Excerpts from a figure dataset
↓↓↓

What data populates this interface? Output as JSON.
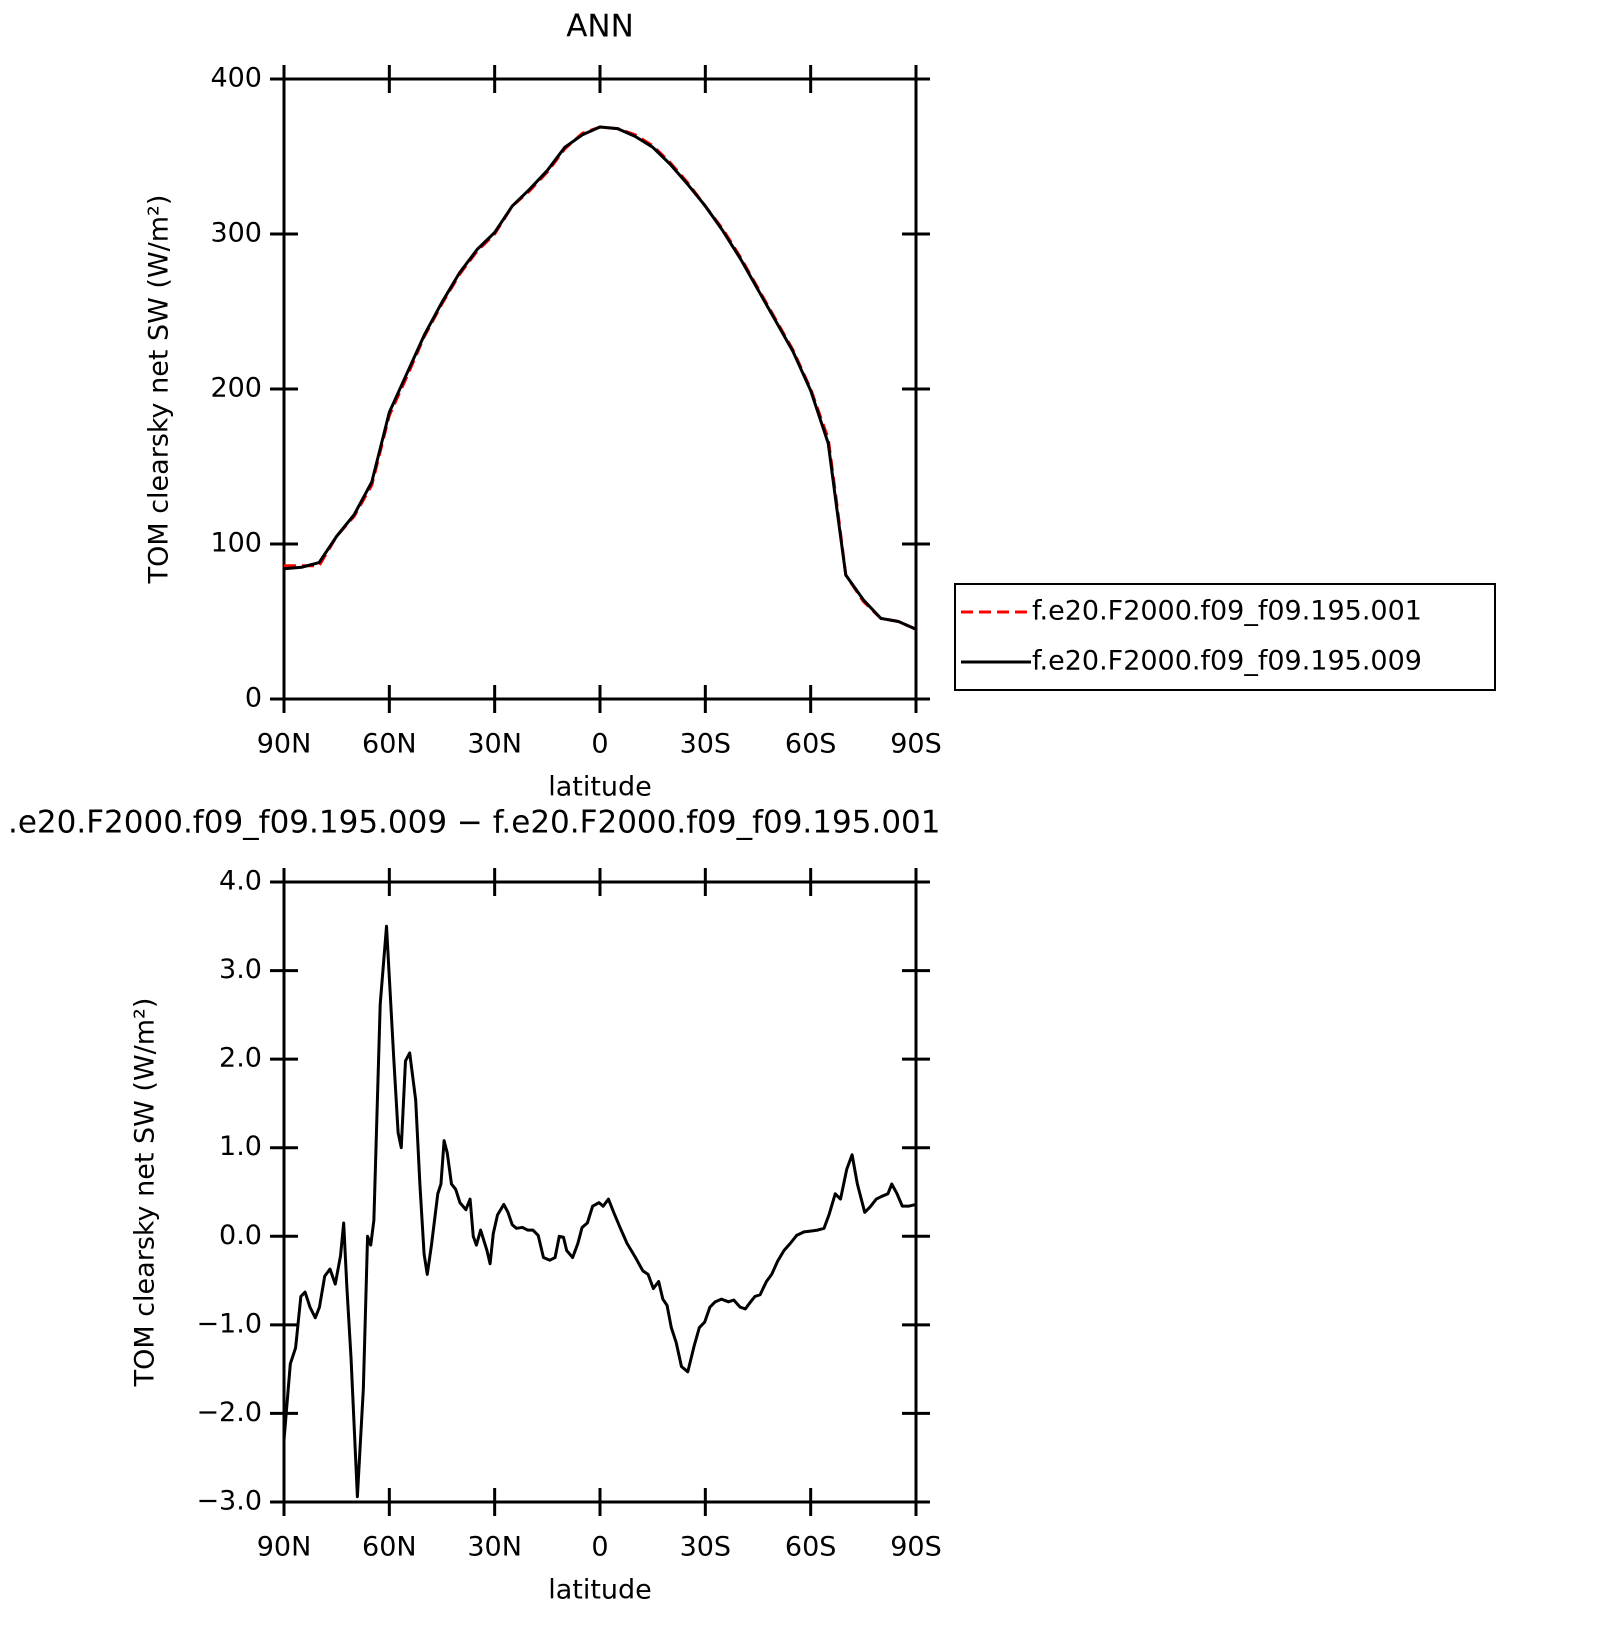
{
  "chart_data": [
    {
      "type": "line",
      "title": "ANN",
      "xlabel": "latitude",
      "ylabel": "TOM clearsky net SW (W/m²)",
      "x": [
        90,
        85,
        80,
        75,
        70,
        65,
        60,
        55,
        50,
        45,
        40,
        35,
        30,
        25,
        20,
        15,
        10,
        5,
        0,
        -5,
        -10,
        -15,
        -20,
        -25,
        -30,
        -35,
        -40,
        -45,
        -50,
        -55,
        -60,
        -65,
        -67.5,
        -70,
        -75,
        -80,
        -85,
        -90
      ],
      "series": [
        {
          "name": "f.e20.F2000.f09_f09.195.001",
          "color": "#ff0000",
          "dashed": true,
          "values": [
            86,
            86,
            86,
            105,
            118,
            138,
            183,
            208,
            234,
            255,
            274,
            289,
            300,
            318,
            328,
            340,
            355,
            365,
            369,
            368,
            364,
            357,
            346,
            333,
            318,
            303,
            285,
            265,
            245,
            225,
            200,
            168,
            125,
            80,
            63,
            52,
            50,
            45
          ]
        },
        {
          "name": "f.e20.F2000.f09_f09.195.009",
          "color": "#000000",
          "dashed": false,
          "values": [
            84,
            85,
            88,
            105,
            119,
            140,
            185,
            210,
            235,
            256,
            275,
            290,
            301,
            318,
            329,
            341,
            356,
            364,
            369,
            368,
            363,
            356,
            345,
            332,
            318,
            302,
            284,
            264,
            244,
            224,
            199,
            165,
            122,
            80,
            64,
            52,
            50,
            45
          ]
        }
      ],
      "xlim": [
        90,
        -90
      ],
      "xticks": [
        {
          "value": 90,
          "label": "90N"
        },
        {
          "value": 60,
          "label": "60N"
        },
        {
          "value": 30,
          "label": "30N"
        },
        0,
        {
          "value": -30,
          "label": "30S"
        },
        {
          "value": -60,
          "label": "60S"
        },
        {
          "value": -90,
          "label": "90S"
        }
      ],
      "ylim": [
        0,
        400
      ],
      "yticks": [
        0,
        100,
        200,
        300,
        400
      ],
      "legend": "outside-right"
    },
    {
      "type": "line",
      "title": ".e20.F2000.f09_f09.195.009 − f.e20.F2000.f09_f09.195.001",
      "xlabel": "latitude",
      "ylabel": "TOM clearsky net SW (W/m²)",
      "x": [
        90,
        88.2,
        86.7,
        85.2,
        84,
        82.6,
        81.1,
        79.9,
        78.4,
        76.9,
        75.4,
        73.9,
        73,
        72.1,
        70.9,
        69.1,
        67.4,
        66.2,
        65.3,
        64.4,
        62.6,
        60.8,
        59.9,
        58.7,
        57.5,
        56.6,
        55.4,
        54.2,
        52.5,
        51.3,
        50.1,
        49.2,
        48,
        46.2,
        45.3,
        44.4,
        43.5,
        42.3,
        41.1,
        39.9,
        38.2,
        37,
        36.1,
        35.2,
        34,
        32.2,
        31.3,
        30.4,
        29.2,
        27.4,
        26.2,
        25,
        23.8,
        22.1,
        20.6,
        19.1,
        17.6,
        16.1,
        14.3,
        12.8,
        11.6,
        10.4,
        9.5,
        7.8,
        6.3,
        5.1,
        3.6,
        2.1,
        0.3,
        -0.9,
        -2.4,
        -3.9,
        -5.7,
        -7.7,
        -10.1,
        -12.2,
        -13.7,
        -15.2,
        -16.7,
        -17.9,
        -19.1,
        -20.3,
        -21.7,
        -23.2,
        -25,
        -26.8,
        -28.3,
        -29.8,
        -31.3,
        -32.8,
        -34.6,
        -36.6,
        -38.1,
        -39.9,
        -41.4,
        -42.9,
        -44.1,
        -45.6,
        -47.4,
        -48.9,
        -50.6,
        -52.4,
        -54.2,
        -56,
        -58.1,
        -60.2,
        -62,
        -63.8,
        -65.2,
        -67,
        -68.5,
        -70.3,
        -71.8,
        -73.3,
        -75.4,
        -76.9,
        -78.7,
        -80.2,
        -82,
        -83.1,
        -84.6,
        -86.1,
        -87.9,
        -90
      ],
      "series": [
        {
          "name": null,
          "color": "#000000",
          "dashed": false,
          "values": [
            -2.3,
            -1.44,
            -1.26,
            -0.68,
            -0.63,
            -0.8,
            -0.92,
            -0.8,
            -0.45,
            -0.37,
            -0.54,
            -0.22,
            0.15,
            -0.57,
            -1.38,
            -2.94,
            -1.72,
            0,
            -0.1,
            0.18,
            2.62,
            3.5,
            2.85,
            1.98,
            1.17,
            1.0,
            1.98,
            2.07,
            1.54,
            0.59,
            -0.2,
            -0.43,
            -0.1,
            0.48,
            0.59,
            1.08,
            0.94,
            0.59,
            0.53,
            0.38,
            0.3,
            0.42,
            0,
            -0.1,
            0.07,
            -0.16,
            -0.31,
            0.03,
            0.24,
            0.36,
            0.27,
            0.13,
            0.09,
            0.1,
            0.07,
            0.07,
            0.01,
            -0.24,
            -0.27,
            -0.24,
            0,
            -0.01,
            -0.16,
            -0.24,
            -0.08,
            0.1,
            0.15,
            0.34,
            0.38,
            0.34,
            0.42,
            0.27,
            0.1,
            -0.08,
            -0.24,
            -0.39,
            -0.43,
            -0.59,
            -0.51,
            -0.71,
            -0.78,
            -1.03,
            -1.2,
            -1.47,
            -1.53,
            -1.24,
            -1.03,
            -0.97,
            -0.8,
            -0.74,
            -0.71,
            -0.74,
            -0.72,
            -0.8,
            -0.82,
            -0.74,
            -0.68,
            -0.66,
            -0.51,
            -0.43,
            -0.28,
            -0.16,
            -0.08,
            0.01,
            0.05,
            0.06,
            0.07,
            0.09,
            0.24,
            0.48,
            0.42,
            0.76,
            0.92,
            0.59,
            0.27,
            0.33,
            0.42,
            0.45,
            0.48,
            0.59,
            0.48,
            0.34,
            0.34,
            0.36
          ]
        }
      ],
      "xlim": [
        90,
        -90
      ],
      "xticks": [
        {
          "value": 90,
          "label": "90N"
        },
        {
          "value": 60,
          "label": "60N"
        },
        {
          "value": 30,
          "label": "30N"
        },
        0,
        {
          "value": -30,
          "label": "30S"
        },
        {
          "value": -60,
          "label": "60S"
        },
        {
          "value": -90,
          "label": "90S"
        }
      ],
      "ylim": [
        -3,
        4
      ],
      "yticks": [
        {
          "value": -3,
          "label": "−3.0"
        },
        {
          "value": -2,
          "label": "−2.0"
        },
        {
          "value": -1,
          "label": "−1.0"
        },
        {
          "value": 0,
          "label": "0.0"
        },
        {
          "value": 1,
          "label": "1.0"
        },
        {
          "value": 2,
          "label": "2.0"
        },
        {
          "value": 3,
          "label": "3.0"
        },
        {
          "value": 4,
          "label": "4.0"
        }
      ]
    }
  ]
}
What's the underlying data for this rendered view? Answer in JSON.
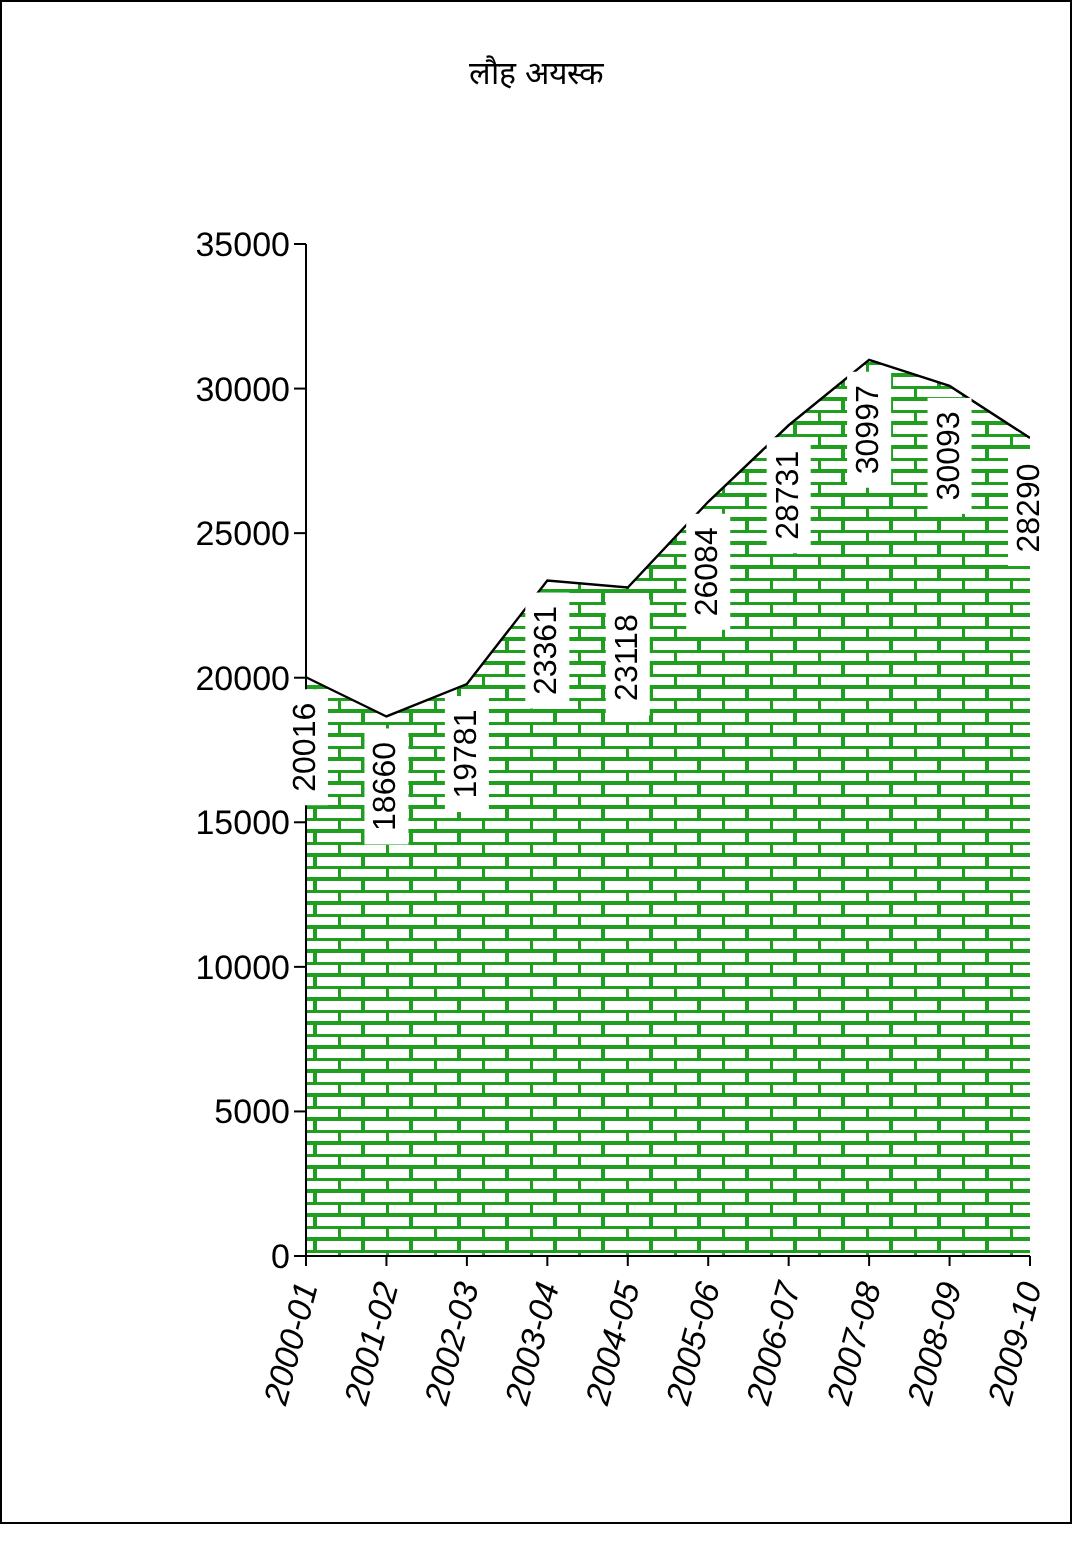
{
  "chart_data": {
    "type": "area",
    "title": "लौह अयस्क",
    "categories": [
      "2000-01",
      "2001-02",
      "2002-03",
      "2003-04",
      "2004-05",
      "2005-06",
      "2006-07",
      "2007-08",
      "2008-09",
      "2009-10"
    ],
    "values": [
      20016,
      18660,
      19781,
      23361,
      23118,
      26084,
      28731,
      30997,
      30093,
      28290
    ],
    "color": "#1f9e1f",
    "ylim": [
      0,
      35000
    ],
    "yticks": [
      0,
      5000,
      10000,
      15000,
      20000,
      25000,
      30000,
      35000
    ],
    "value_labels": [
      "20016",
      "18660",
      "19781",
      "23361",
      "23118",
      "26084",
      "28731",
      "30997",
      "30093",
      "28290"
    ]
  }
}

↑↑↑

JOB
Omit the pictures, and quote the material above exactly as given.

THE RESULT
What data populates this interface? Output as JSON.
{
  "chart_data": [
    {
      "type": "line",
      "title": "ANN",
      "xlabel": "latitude",
      "ylabel": "TOM clearsky net SW (W/m²)",
      "x": [
        90,
        85,
        80,
        75,
        70,
        65,
        60,
        55,
        50,
        45,
        40,
        35,
        30,
        25,
        20,
        15,
        10,
        5,
        0,
        -5,
        -10,
        -15,
        -20,
        -25,
        -30,
        -35,
        -40,
        -45,
        -50,
        -55,
        -60,
        -65,
        -67.5,
        -70,
        -75,
        -80,
        -85,
        -90
      ],
      "series": [
        {
          "name": "f.e20.F2000.f09_f09.195.001",
          "color": "#ff0000",
          "dashed": true,
          "values": [
            86,
            86,
            86,
            105,
            118,
            138,
            183,
            208,
            234,
            255,
            274,
            289,
            300,
            318,
            328,
            340,
            355,
            365,
            369,
            368,
            364,
            357,
            346,
            333,
            318,
            303,
            285,
            265,
            245,
            225,
            200,
            168,
            125,
            80,
            63,
            52,
            50,
            45
          ]
        },
        {
          "name": "f.e20.F2000.f09_f09.195.009",
          "color": "#000000",
          "dashed": false,
          "values": [
            84,
            85,
            88,
            105,
            119,
            140,
            185,
            210,
            235,
            256,
            275,
            290,
            301,
            318,
            329,
            341,
            356,
            364,
            369,
            368,
            363,
            356,
            345,
            332,
            318,
            302,
            284,
            264,
            244,
            224,
            199,
            165,
            122,
            80,
            64,
            52,
            50,
            45
          ]
        }
      ],
      "xlim": [
        90,
        -90
      ],
      "xticks": [
        {
          "value": 90,
          "label": "90N"
        },
        {
          "value": 60,
          "label": "60N"
        },
        {
          "value": 30,
          "label": "30N"
        },
        0,
        {
          "value": -30,
          "label": "30S"
        },
        {
          "value": -60,
          "label": "60S"
        },
        {
          "value": -90,
          "label": "90S"
        }
      ],
      "ylim": [
        0,
        400
      ],
      "yticks": [
        0,
        100,
        200,
        300,
        400
      ],
      "legend": "outside-right"
    },
    {
      "type": "line",
      "title": ".e20.F2000.f09_f09.195.009 − f.e20.F2000.f09_f09.195.001",
      "xlabel": "latitude",
      "ylabel": "TOM clearsky net SW (W/m²)",
      "x": [
        90,
        88.2,
        86.7,
        85.2,
        84,
        82.6,
        81.1,
        79.9,
        78.4,
        76.9,
        75.4,
        73.9,
        73,
        72.1,
        70.9,
        69.1,
        67.4,
        66.2,
        65.3,
        64.4,
        62.6,
        60.8,
        59.9,
        58.7,
        57.5,
        56.6,
        55.4,
        54.2,
        52.5,
        51.3,
        50.1,
        49.2,
        48,
        46.2,
        45.3,
        44.4,
        43.5,
        42.3,
        41.1,
        39.9,
        38.2,
        37,
        36.1,
        35.2,
        34,
        32.2,
        31.3,
        30.4,
        29.2,
        27.4,
        26.2,
        25,
        23.8,
        22.1,
        20.6,
        19.1,
        17.6,
        16.1,
        14.3,
        12.8,
        11.6,
        10.4,
        9.5,
        7.8,
        6.3,
        5.1,
        3.6,
        2.1,
        0.3,
        -0.9,
        -2.4,
        -3.9,
        -5.7,
        -7.7,
        -10.1,
        -12.2,
        -13.7,
        -15.2,
        -16.7,
        -17.9,
        -19.1,
        -20.3,
        -21.7,
        -23.2,
        -25,
        -26.8,
        -28.3,
        -29.8,
        -31.3,
        -32.8,
        -34.6,
        -36.6,
        -38.1,
        -39.9,
        -41.4,
        -42.9,
        -44.1,
        -45.6,
        -47.4,
        -48.9,
        -50.6,
        -52.4,
        -54.2,
        -56,
        -58.1,
        -60.2,
        -62,
        -63.8,
        -65.2,
        -67,
        -68.5,
        -70.3,
        -71.8,
        -73.3,
        -75.4,
        -76.9,
        -78.7,
        -80.2,
        -82,
        -83.1,
        -84.6,
        -86.1,
        -87.9,
        -90
      ],
      "series": [
        {
          "name": null,
          "color": "#000000",
          "dashed": false,
          "values": [
            -2.3,
            -1.44,
            -1.26,
            -0.68,
            -0.63,
            -0.8,
            -0.92,
            -0.8,
            -0.45,
            -0.37,
            -0.54,
            -0.22,
            0.15,
            -0.57,
            -1.38,
            -2.94,
            -1.72,
            0,
            -0.1,
            0.18,
            2.62,
            3.5,
            2.85,
            1.98,
            1.17,
            1.0,
            1.98,
            2.07,
            1.54,
            0.59,
            -0.2,
            -0.43,
            -0.1,
            0.48,
            0.59,
            1.08,
            0.94,
            0.59,
            0.53,
            0.38,
            0.3,
            0.42,
            0,
            -0.1,
            0.07,
            -0.16,
            -0.31,
            0.03,
            0.24,
            0.36,
            0.27,
            0.13,
            0.09,
            0.1,
            0.07,
            0.07,
            0.01,
            -0.24,
            -0.27,
            -0.24,
            0,
            -0.01,
            -0.16,
            -0.24,
            -0.08,
            0.1,
            0.15,
            0.34,
            0.38,
            0.34,
            0.42,
            0.27,
            0.1,
            -0.08,
            -0.24,
            -0.39,
            -0.43,
            -0.59,
            -0.51,
            -0.71,
            -0.78,
            -1.03,
            -1.2,
            -1.47,
            -1.53,
            -1.24,
            -1.03,
            -0.97,
            -0.8,
            -0.74,
            -0.71,
            -0.74,
            -0.72,
            -0.8,
            -0.82,
            -0.74,
            -0.68,
            -0.66,
            -0.51,
            -0.43,
            -0.28,
            -0.16,
            -0.08,
            0.01,
            0.05,
            0.06,
            0.07,
            0.09,
            0.24,
            0.48,
            0.42,
            0.76,
            0.92,
            0.59,
            0.27,
            0.33,
            0.42,
            0.45,
            0.48,
            0.59,
            0.48,
            0.34,
            0.34,
            0.36
          ]
        }
      ],
      "xlim": [
        90,
        -90
      ],
      "xticks": [
        {
          "value": 90,
          "label": "90N"
        },
        {
          "value": 60,
          "label": "60N"
        },
        {
          "value": 30,
          "label": "30N"
        },
        0,
        {
          "value": -30,
          "label": "30S"
        },
        {
          "value": -60,
          "label": "60S"
        },
        {
          "value": -90,
          "label": "90S"
        }
      ],
      "ylim": [
        -3,
        4
      ],
      "yticks": [
        {
          "value": -3,
          "label": "−3.0"
        },
        {
          "value": -2,
          "label": "−2.0"
        },
        {
          "value": -1,
          "label": "−1.0"
        },
        {
          "value": 0,
          "label": "0.0"
        },
        {
          "value": 1,
          "label": "1.0"
        },
        {
          "value": 2,
          "label": "2.0"
        },
        {
          "value": 3,
          "label": "3.0"
        },
        {
          "value": 4,
          "label": "4.0"
        }
      ]
    }
  ]
}
What's the underlying data for this rendered view? Answer in JSON.
{
  "chart_data": {
    "type": "area",
    "title": "लौह अयस्क",
    "categories": [
      "2000-01",
      "2001-02",
      "2002-03",
      "2003-04",
      "2004-05",
      "2005-06",
      "2006-07",
      "2007-08",
      "2008-09",
      "2009-10"
    ],
    "values": [
      20016,
      18660,
      19781,
      23361,
      23118,
      26084,
      28731,
      30997,
      30093,
      28290
    ],
    "color": "#1f9e1f",
    "ylim": [
      0,
      35000
    ],
    "yticks": [
      0,
      5000,
      10000,
      15000,
      20000,
      25000,
      30000,
      35000
    ],
    "value_labels": [
      "20016",
      "18660",
      "19781",
      "23361",
      "23118",
      "26084",
      "28731",
      "30997",
      "30093",
      "28290"
    ]
  }
}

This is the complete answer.